____ Dataset excerpts

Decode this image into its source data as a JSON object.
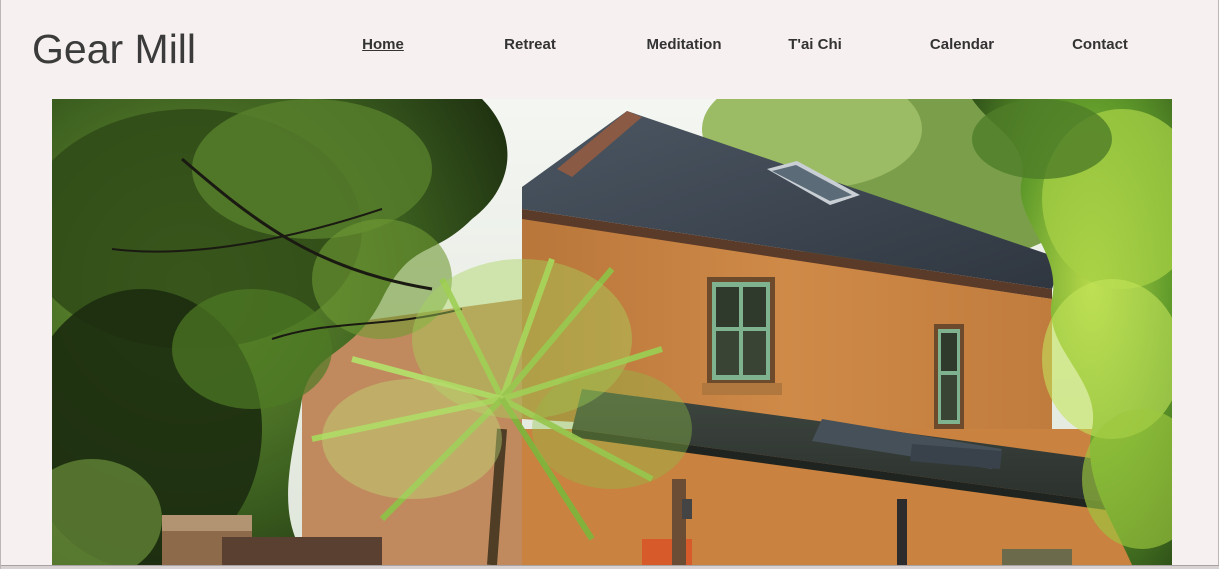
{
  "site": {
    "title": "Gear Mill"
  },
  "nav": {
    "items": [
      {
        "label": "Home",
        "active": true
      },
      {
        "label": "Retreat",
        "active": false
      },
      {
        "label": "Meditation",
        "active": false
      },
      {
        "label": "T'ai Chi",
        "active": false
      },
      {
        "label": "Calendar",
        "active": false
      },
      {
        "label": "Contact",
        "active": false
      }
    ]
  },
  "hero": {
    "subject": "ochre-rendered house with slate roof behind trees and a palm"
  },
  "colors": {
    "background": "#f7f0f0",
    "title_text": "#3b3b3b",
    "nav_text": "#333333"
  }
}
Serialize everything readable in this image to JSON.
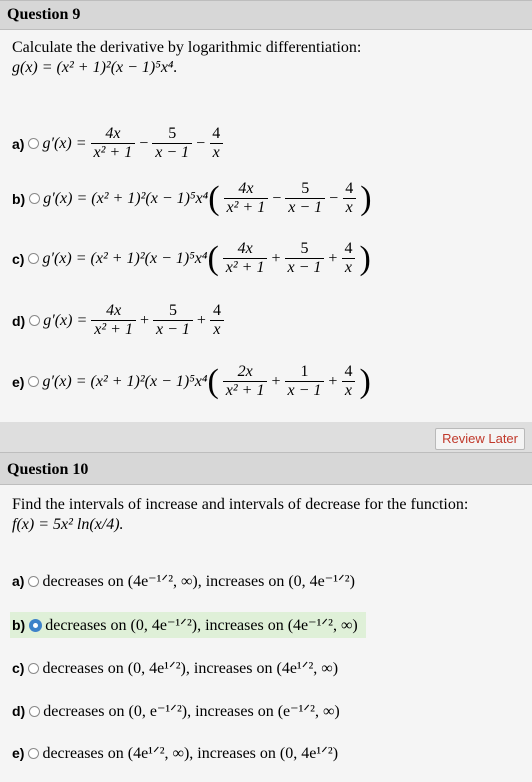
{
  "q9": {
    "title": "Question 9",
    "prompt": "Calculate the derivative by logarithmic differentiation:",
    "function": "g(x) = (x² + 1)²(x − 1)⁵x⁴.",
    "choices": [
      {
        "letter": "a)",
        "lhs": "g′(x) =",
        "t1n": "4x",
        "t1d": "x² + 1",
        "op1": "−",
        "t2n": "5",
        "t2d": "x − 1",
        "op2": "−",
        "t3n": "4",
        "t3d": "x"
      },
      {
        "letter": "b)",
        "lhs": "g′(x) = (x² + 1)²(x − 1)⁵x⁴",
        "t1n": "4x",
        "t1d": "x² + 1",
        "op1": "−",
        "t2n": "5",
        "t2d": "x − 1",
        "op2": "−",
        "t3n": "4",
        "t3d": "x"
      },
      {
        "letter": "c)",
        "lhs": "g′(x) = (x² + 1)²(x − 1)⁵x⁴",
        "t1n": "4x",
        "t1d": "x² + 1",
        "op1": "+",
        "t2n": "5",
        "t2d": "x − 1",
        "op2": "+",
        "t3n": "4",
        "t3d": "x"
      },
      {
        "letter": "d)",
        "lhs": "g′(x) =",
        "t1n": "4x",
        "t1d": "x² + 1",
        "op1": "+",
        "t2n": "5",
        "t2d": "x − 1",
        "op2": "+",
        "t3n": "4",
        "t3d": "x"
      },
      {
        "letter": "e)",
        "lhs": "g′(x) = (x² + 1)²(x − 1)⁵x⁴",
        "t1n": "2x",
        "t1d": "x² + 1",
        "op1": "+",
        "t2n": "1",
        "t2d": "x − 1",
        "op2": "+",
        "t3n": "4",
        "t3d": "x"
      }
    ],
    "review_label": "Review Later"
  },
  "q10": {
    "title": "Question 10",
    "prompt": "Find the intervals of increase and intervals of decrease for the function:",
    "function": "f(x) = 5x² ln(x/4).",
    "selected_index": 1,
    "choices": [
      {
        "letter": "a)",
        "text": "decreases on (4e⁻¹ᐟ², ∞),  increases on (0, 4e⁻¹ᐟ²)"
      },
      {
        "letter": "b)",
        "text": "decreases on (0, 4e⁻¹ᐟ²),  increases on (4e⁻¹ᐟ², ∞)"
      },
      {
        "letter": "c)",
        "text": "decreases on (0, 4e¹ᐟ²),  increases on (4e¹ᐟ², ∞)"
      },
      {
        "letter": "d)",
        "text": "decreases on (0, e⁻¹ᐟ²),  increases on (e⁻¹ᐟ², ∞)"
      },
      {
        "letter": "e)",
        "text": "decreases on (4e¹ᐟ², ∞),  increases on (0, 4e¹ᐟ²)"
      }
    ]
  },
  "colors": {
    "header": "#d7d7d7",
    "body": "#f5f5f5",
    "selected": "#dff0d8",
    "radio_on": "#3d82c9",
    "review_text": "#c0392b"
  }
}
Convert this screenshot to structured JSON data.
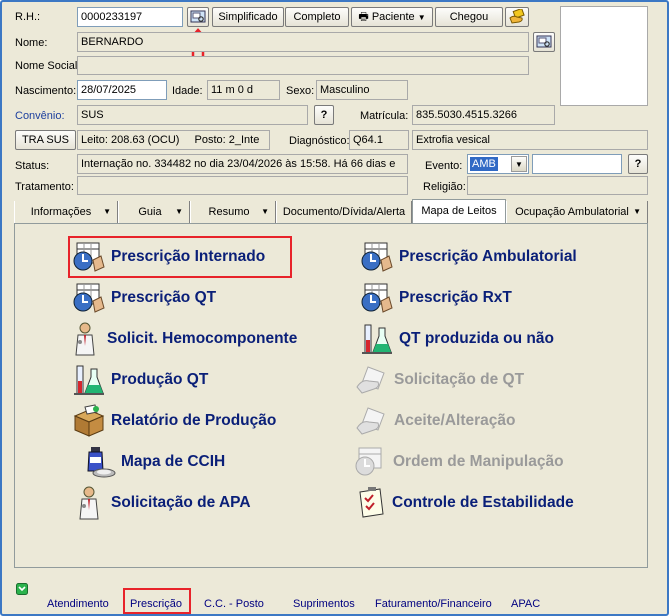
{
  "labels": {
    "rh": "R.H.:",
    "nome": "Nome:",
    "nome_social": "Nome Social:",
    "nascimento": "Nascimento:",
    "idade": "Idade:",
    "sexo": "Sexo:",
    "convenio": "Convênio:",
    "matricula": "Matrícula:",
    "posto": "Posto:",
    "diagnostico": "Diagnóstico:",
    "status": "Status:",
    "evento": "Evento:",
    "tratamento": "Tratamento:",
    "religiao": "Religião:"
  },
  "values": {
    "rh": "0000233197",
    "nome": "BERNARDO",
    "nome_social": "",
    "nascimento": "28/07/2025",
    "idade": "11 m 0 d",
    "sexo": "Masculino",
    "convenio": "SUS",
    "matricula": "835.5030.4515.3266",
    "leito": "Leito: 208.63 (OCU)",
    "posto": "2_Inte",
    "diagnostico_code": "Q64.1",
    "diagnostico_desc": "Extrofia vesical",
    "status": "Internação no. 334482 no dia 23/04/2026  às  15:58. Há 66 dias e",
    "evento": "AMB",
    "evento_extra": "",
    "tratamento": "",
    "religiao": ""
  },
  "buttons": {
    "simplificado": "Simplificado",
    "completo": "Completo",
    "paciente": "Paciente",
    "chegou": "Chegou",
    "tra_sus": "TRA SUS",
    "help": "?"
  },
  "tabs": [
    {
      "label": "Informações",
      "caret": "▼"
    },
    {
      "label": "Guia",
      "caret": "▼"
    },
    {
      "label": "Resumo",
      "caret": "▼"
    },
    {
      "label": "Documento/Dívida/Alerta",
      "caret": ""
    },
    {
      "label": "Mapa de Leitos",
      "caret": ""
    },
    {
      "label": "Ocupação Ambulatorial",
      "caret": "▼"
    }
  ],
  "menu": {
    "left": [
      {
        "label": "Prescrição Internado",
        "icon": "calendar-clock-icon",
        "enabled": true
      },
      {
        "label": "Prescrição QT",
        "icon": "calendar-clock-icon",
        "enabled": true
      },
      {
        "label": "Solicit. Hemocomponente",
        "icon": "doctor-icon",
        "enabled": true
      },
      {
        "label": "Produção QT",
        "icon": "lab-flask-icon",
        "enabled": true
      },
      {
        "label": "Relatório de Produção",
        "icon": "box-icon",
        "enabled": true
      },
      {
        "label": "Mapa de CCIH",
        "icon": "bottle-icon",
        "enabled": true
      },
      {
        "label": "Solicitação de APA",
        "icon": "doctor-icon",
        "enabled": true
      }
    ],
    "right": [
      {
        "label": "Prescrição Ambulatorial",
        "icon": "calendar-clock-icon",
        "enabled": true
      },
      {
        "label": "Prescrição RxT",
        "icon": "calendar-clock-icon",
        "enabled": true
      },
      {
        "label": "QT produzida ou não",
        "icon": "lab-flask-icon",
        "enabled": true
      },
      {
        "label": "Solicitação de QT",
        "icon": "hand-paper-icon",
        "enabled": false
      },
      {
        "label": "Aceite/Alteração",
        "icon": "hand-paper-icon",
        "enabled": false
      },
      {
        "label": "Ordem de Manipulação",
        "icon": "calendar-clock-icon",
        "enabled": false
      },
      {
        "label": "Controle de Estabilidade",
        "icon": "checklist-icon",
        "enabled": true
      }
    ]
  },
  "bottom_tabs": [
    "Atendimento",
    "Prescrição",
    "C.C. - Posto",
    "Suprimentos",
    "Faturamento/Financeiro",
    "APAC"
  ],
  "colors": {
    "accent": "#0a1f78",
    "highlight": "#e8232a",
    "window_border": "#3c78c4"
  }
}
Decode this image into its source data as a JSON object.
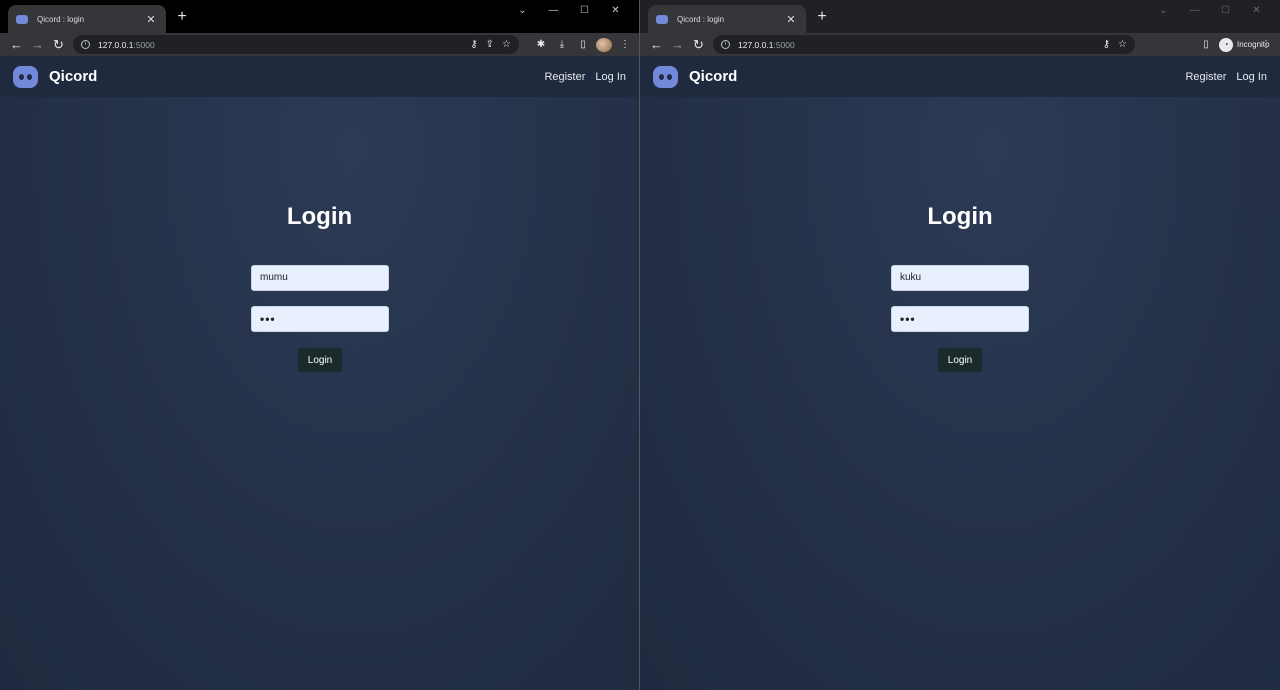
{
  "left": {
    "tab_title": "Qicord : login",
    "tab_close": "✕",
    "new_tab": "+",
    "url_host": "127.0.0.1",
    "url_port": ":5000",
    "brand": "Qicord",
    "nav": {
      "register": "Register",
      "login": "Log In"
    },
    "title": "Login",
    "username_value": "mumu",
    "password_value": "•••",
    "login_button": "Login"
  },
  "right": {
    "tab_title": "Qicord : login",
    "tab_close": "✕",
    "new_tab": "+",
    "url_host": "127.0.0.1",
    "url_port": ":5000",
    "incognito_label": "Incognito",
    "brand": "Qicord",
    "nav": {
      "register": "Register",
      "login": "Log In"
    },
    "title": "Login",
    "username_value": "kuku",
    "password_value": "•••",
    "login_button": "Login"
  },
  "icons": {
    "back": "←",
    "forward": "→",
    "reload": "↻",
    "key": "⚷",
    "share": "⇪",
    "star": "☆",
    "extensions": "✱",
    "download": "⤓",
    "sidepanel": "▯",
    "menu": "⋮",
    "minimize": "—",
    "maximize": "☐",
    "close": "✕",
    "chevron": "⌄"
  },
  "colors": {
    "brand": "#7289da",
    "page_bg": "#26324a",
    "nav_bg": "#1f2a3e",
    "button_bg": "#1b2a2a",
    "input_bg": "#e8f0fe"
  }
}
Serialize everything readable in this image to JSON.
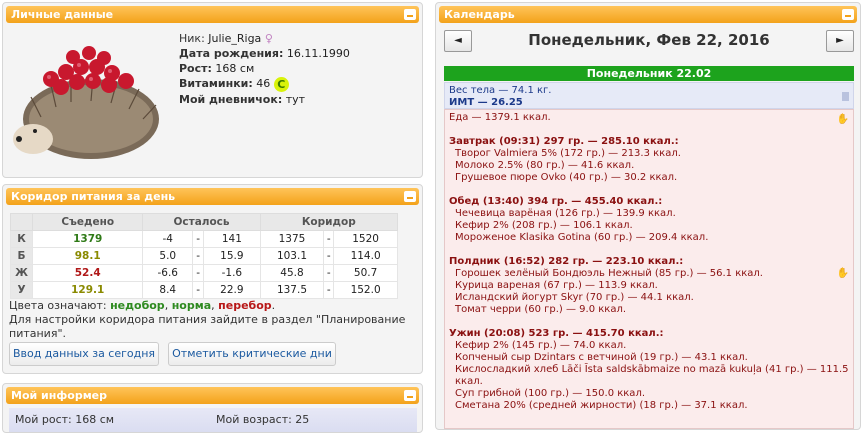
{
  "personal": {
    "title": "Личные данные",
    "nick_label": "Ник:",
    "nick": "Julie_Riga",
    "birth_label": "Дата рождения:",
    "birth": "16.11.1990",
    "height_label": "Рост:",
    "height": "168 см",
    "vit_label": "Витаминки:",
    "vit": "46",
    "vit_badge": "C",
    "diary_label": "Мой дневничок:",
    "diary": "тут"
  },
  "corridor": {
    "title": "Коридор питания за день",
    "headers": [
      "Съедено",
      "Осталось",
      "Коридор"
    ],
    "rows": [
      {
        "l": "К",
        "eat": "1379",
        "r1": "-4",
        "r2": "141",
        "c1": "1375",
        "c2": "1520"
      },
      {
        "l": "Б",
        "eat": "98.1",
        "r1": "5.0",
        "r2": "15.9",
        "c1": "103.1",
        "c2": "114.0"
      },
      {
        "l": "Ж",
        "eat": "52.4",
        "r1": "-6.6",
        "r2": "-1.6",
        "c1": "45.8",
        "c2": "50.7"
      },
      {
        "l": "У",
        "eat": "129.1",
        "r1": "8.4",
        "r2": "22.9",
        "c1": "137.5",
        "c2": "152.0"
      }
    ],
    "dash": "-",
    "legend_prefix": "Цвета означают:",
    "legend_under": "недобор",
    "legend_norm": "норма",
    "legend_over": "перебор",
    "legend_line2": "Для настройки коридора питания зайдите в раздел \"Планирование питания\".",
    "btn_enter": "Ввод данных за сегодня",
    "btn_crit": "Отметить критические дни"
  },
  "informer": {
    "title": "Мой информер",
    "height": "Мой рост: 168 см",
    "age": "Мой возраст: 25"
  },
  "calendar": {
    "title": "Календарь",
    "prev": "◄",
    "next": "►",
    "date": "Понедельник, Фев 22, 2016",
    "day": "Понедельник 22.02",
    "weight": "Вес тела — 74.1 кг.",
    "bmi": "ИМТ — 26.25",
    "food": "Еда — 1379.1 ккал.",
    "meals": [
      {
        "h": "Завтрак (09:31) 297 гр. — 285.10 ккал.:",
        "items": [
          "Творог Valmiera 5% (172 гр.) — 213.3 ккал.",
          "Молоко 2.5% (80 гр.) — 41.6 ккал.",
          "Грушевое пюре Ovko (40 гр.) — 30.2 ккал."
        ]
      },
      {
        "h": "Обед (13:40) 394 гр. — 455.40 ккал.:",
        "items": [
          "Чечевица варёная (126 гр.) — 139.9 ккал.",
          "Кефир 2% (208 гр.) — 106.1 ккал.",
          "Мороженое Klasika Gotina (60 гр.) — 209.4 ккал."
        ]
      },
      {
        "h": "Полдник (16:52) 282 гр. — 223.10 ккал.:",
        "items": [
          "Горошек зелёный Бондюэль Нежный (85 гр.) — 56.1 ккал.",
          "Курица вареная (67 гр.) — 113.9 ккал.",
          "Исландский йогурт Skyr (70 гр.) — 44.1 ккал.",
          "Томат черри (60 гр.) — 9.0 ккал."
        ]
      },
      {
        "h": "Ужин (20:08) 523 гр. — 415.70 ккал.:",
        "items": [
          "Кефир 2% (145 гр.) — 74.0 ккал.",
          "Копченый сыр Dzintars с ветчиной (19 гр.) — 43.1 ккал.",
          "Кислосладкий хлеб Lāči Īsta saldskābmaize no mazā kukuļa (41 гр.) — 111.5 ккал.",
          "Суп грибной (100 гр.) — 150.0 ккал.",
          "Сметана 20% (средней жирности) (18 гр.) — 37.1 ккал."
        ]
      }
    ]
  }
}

________

§ **What you need to do**:
Select every line in the records above that contains the word "status".

§ **Result**:
    "status": "Status:",
    "status": "Internação no. 334482 no dia 23/04/2026  às  15:58. Há 66 dias e",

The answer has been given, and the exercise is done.